-- The problem --
Retype the passage from the partial dissent on rehearing, starting at the words "I would grant" and stopping after "they had merged.".

-- Extract provided --
[Start of section]

ON PETITIONS FOR REHEARING
Judge ROTHENBERGdissenting in part from the denial of the Plaintiff-Appellee’s petition for rehearing.
I would grant the Plaintiff-Appellee’s petition for rehearing on Part II of the majority opinion. I continue to agree, however, with the views expressed in the remainder of that opinion.
In People v. Rael, 199 Colo. 201, 612 P.2d 1095 (1980), the defendant was charged with the same section of the first degree assault statute as is involved here and also was charged with the predicate offense of first degree burglary. After being convicted of both first degree assault and first degree burglary, Rael appealed, claiming that he could not be convicted of both offenses since they had merged.
Our supreme court rejected his contention that there had been a merger. It stated:
[F]irst-degree assault requires proof of serious bodily injury, which first-degree burglary does not, and first-degree burglary as charged requires proof of the intent to cause bodily harm, which the form of first-degree assault charged here does not. Thus, both crimes require proof of an additional fact not necessary in proof of the other. People v. Rael, 199 Colo, at 204, 612 P.2d at 1097.

[End of section]

-- Supplied data --
[Start of section]

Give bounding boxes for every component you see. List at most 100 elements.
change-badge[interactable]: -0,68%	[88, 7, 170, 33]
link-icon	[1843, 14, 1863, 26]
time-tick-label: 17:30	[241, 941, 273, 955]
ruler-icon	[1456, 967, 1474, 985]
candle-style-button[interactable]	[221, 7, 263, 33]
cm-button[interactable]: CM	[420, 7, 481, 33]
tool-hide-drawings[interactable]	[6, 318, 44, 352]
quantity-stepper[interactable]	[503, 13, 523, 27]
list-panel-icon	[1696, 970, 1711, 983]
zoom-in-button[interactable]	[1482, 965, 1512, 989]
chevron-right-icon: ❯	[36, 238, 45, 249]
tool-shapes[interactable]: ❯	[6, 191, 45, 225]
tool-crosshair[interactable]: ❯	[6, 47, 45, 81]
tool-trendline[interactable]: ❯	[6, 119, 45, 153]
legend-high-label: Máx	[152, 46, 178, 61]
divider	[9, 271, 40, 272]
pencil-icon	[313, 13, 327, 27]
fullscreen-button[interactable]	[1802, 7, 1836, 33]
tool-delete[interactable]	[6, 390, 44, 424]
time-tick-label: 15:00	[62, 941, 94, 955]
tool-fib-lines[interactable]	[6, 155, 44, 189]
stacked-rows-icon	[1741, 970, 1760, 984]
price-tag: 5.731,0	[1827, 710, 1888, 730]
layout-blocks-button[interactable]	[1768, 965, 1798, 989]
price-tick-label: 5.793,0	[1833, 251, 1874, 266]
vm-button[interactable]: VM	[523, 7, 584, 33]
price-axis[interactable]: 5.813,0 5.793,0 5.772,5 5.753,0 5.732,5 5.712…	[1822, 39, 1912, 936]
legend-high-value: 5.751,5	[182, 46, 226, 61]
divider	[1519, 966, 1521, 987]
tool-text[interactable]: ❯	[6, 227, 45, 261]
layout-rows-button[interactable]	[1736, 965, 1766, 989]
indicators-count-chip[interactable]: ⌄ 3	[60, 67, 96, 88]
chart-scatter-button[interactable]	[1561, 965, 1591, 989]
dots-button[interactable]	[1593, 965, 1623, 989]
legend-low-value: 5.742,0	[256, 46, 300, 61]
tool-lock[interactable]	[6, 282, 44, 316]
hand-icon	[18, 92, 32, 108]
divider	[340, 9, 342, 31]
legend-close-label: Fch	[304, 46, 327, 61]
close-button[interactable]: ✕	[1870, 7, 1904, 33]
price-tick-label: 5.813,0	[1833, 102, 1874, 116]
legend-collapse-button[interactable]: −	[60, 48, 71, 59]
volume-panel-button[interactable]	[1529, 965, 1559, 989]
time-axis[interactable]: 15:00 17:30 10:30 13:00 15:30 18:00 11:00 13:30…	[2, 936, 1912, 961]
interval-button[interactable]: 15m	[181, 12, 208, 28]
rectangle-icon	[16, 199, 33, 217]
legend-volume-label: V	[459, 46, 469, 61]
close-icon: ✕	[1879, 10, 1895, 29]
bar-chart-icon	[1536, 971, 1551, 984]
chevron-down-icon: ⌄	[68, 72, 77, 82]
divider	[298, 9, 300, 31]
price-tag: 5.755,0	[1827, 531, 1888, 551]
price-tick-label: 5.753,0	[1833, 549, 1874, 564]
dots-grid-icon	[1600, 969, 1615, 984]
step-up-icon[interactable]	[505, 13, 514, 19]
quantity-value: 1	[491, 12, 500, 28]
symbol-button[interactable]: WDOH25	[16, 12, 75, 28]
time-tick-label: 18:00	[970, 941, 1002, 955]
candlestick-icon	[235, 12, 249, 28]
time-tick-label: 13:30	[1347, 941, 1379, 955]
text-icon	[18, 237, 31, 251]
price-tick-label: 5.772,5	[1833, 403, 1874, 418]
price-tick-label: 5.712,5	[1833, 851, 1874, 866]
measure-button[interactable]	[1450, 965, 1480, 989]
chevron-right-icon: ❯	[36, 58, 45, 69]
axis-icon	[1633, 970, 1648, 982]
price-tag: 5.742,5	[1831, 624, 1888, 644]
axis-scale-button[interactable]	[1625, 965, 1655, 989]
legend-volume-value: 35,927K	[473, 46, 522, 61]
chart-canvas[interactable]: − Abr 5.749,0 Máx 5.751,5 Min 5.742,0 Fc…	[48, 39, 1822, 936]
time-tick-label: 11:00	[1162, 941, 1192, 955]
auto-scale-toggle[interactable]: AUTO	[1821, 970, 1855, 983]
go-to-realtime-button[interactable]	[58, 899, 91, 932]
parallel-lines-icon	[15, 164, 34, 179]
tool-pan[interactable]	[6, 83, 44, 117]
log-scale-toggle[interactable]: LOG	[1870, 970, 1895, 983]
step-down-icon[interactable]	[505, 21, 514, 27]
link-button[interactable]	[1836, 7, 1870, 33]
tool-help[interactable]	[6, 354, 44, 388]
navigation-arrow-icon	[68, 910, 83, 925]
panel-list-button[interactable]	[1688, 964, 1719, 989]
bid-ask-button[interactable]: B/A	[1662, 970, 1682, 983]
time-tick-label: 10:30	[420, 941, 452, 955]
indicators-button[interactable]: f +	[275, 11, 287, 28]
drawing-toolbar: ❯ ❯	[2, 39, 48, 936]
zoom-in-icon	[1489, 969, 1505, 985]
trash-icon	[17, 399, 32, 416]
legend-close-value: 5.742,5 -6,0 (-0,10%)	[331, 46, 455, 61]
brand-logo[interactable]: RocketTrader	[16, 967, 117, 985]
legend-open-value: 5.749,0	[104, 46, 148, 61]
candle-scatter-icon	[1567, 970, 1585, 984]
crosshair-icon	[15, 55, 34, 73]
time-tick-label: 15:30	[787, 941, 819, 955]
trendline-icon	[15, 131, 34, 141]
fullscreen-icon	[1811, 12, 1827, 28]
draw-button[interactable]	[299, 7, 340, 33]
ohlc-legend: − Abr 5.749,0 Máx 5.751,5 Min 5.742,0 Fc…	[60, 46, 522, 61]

[End of section]

-- Problem solution --
I would grant the Plaintiff-Appellee’s petition for rehearing on Part II of the majority opinion. I continue to agree, however, with the views expressed in the remainder of that opinion.
In People v. Rael, 199 Colo. 201, 612 P.2d 1095 (1980), the defendant was charged with the same section of the first degree assault statute as is involved here and also was charged with the predicate offense of first degree burglary. After being convicted of both first degree assault and first degree burglary, Rael appealed, claiming that he could not be convicted of both offenses since they had merged.